Stored records
>> BEGIN
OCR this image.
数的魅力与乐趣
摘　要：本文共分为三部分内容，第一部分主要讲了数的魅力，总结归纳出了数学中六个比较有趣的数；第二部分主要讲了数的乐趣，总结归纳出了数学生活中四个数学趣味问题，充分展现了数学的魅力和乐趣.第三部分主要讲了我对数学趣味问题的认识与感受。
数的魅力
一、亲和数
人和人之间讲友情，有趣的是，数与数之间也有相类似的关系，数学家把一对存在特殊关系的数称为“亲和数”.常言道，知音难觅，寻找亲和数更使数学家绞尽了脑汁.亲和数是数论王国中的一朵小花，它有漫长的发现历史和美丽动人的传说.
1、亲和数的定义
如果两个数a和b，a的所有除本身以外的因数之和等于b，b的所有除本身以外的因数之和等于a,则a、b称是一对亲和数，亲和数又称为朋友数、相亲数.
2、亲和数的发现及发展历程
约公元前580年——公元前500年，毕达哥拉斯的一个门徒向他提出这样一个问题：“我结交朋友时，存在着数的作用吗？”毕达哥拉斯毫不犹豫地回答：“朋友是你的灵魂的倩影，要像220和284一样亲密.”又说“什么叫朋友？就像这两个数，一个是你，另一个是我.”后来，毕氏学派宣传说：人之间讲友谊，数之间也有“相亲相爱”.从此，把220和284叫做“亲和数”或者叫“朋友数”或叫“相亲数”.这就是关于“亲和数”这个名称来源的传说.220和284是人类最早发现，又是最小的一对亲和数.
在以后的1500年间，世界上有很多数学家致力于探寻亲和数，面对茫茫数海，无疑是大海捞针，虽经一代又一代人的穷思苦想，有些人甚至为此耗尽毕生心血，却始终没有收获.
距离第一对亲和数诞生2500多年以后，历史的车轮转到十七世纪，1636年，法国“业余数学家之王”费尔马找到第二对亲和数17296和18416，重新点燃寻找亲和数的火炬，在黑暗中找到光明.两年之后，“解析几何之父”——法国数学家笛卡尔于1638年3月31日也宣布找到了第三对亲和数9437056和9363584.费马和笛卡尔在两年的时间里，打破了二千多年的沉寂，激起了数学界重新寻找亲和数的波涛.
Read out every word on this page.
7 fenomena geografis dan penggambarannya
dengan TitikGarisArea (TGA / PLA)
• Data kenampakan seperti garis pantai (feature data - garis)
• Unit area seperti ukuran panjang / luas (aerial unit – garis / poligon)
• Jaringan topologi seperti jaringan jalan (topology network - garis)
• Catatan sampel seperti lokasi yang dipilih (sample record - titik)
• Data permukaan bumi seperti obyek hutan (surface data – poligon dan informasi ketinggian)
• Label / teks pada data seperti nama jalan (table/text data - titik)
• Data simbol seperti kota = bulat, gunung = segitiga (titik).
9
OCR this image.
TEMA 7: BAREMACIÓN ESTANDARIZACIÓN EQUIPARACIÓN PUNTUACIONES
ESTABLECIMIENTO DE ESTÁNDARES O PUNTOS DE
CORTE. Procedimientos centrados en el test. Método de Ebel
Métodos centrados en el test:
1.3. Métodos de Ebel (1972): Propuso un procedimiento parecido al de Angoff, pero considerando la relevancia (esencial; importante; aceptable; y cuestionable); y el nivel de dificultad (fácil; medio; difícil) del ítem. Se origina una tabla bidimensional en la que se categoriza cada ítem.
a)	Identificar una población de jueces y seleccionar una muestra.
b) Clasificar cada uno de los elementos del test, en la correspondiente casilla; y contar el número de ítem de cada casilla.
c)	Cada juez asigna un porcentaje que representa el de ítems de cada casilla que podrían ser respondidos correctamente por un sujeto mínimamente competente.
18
>> END
GOAL: Copy every record exactly, with nothing added or dropped.

RESPONSE BELOW:
OCR this image.
数的魅力与乐趣
摘　要：本文共分为三部分内容，第一部分主要讲了数的魅力，总结归纳出了数学中六个比较有趣的数；第二部分主要讲了数的乐趣，总结归纳出了数学生活中四个数学趣味问题，充分展现了数学的魅力和乐趣.第三部分主要讲了我对数学趣味问题的认识与感受。
数的魅力
一、亲和数
人和人之间讲友情，有趣的是，数与数之间也有相类似的关系，数学家把一对存在特殊关系的数称为“亲和数”.常言道，知音难觅，寻找亲和数更使数学家绞尽了脑汁.亲和数是数论王国中的一朵小花，它有漫长的发现历史和美丽动人的传说.
1、亲和数的定义
如果两个数a和b，a的所有除本身以外的因数之和等于b，b的所有除本身以外的因数之和等于a,则a、b称是一对亲和数，亲和数又称为朋友数、相亲数.
2、亲和数的发现及发展历程
约公元前580年——公元前500年，毕达哥拉斯的一个门徒向他提出这样一个问题：“我结交朋友时，存在着数的作用吗？”毕达哥拉斯毫不犹豫地回答：“朋友是你的灵魂的倩影，要像220和284一样亲密.”又说“什么叫朋友？就像这两个数，一个是你，另一个是我.”后来，毕氏学派宣传说：人之间讲友谊，数之间也有“相亲相爱”.从此，把220和284叫做“亲和数”或者叫“朋友数”或叫“相亲数”.这就是关于“亲和数”这个名称来源的传说.220和284是人类最早发现，又是最小的一对亲和数.
在以后的1500年间，世界上有很多数学家致力于探寻亲和数，面对茫茫数海，无疑是大海捞针，虽经一代又一代人的穷思苦想，有些人甚至为此耗尽毕生心血，却始终没有收获.
距离第一对亲和数诞生2500多年以后，历史的车轮转到十七世纪，1636年，法国“业余数学家之王”费尔马找到第二对亲和数17296和18416，重新点燃寻找亲和数的火炬，在黑暗中找到光明.两年之后，“解析几何之父”——法国数学家笛卡尔于1638年3月31日也宣布找到了第三对亲和数9437056和9363584.费马和笛卡尔在两年的时间里，打破了二千多年的沉寂，激起了数学界重新寻找亲和数的波涛.
Read out every word on this page.
7 fenomena geografis dan penggambarannya
dengan TitikGarisArea (TGA / PLA)
• Data kenampakan seperti garis pantai (feature data - garis)
• Unit area seperti ukuran panjang / luas (aerial unit – garis / poligon)
• Jaringan topologi seperti jaringan jalan (topology network - garis)
• Catatan sampel seperti lokasi yang dipilih (sample record - titik)
• Data permukaan bumi seperti obyek hutan (surface data – poligon dan informasi ketinggian)
• Label / teks pada data seperti nama jalan (table/text data - titik)
• Data simbol seperti kota = bulat, gunung = segitiga (titik).
9
OCR this image.
TEMA 7: BAREMACIÓN ESTANDARIZACIÓN EQUIPARACIÓN PUNTUACIONES
ESTABLECIMIENTO DE ESTÁNDARES O PUNTOS DE
CORTE. Procedimientos centrados en el test. Método de Ebel
Métodos centrados en el test:
1.3. Métodos de Ebel (1972): Propuso un procedimiento parecido al de Angoff, pero considerando la relevancia (esencial; importante; aceptable; y cuestionable); y el nivel de dificultad (fácil; medio; difícil) del ítem. Se origina una tabla bidimensional en la que se categoriza cada ítem.
a)	Identificar una población de jueces y seleccionar una muestra.
b) Clasificar cada uno de los elementos del test, en la correspondiente casilla; y contar el número de ítem de cada casilla.
c)	Cada juez asigna un porcentaje que representa el de ítems de cada casilla que podrían ser respondidos correctamente por un sujeto mínimamente competente.
18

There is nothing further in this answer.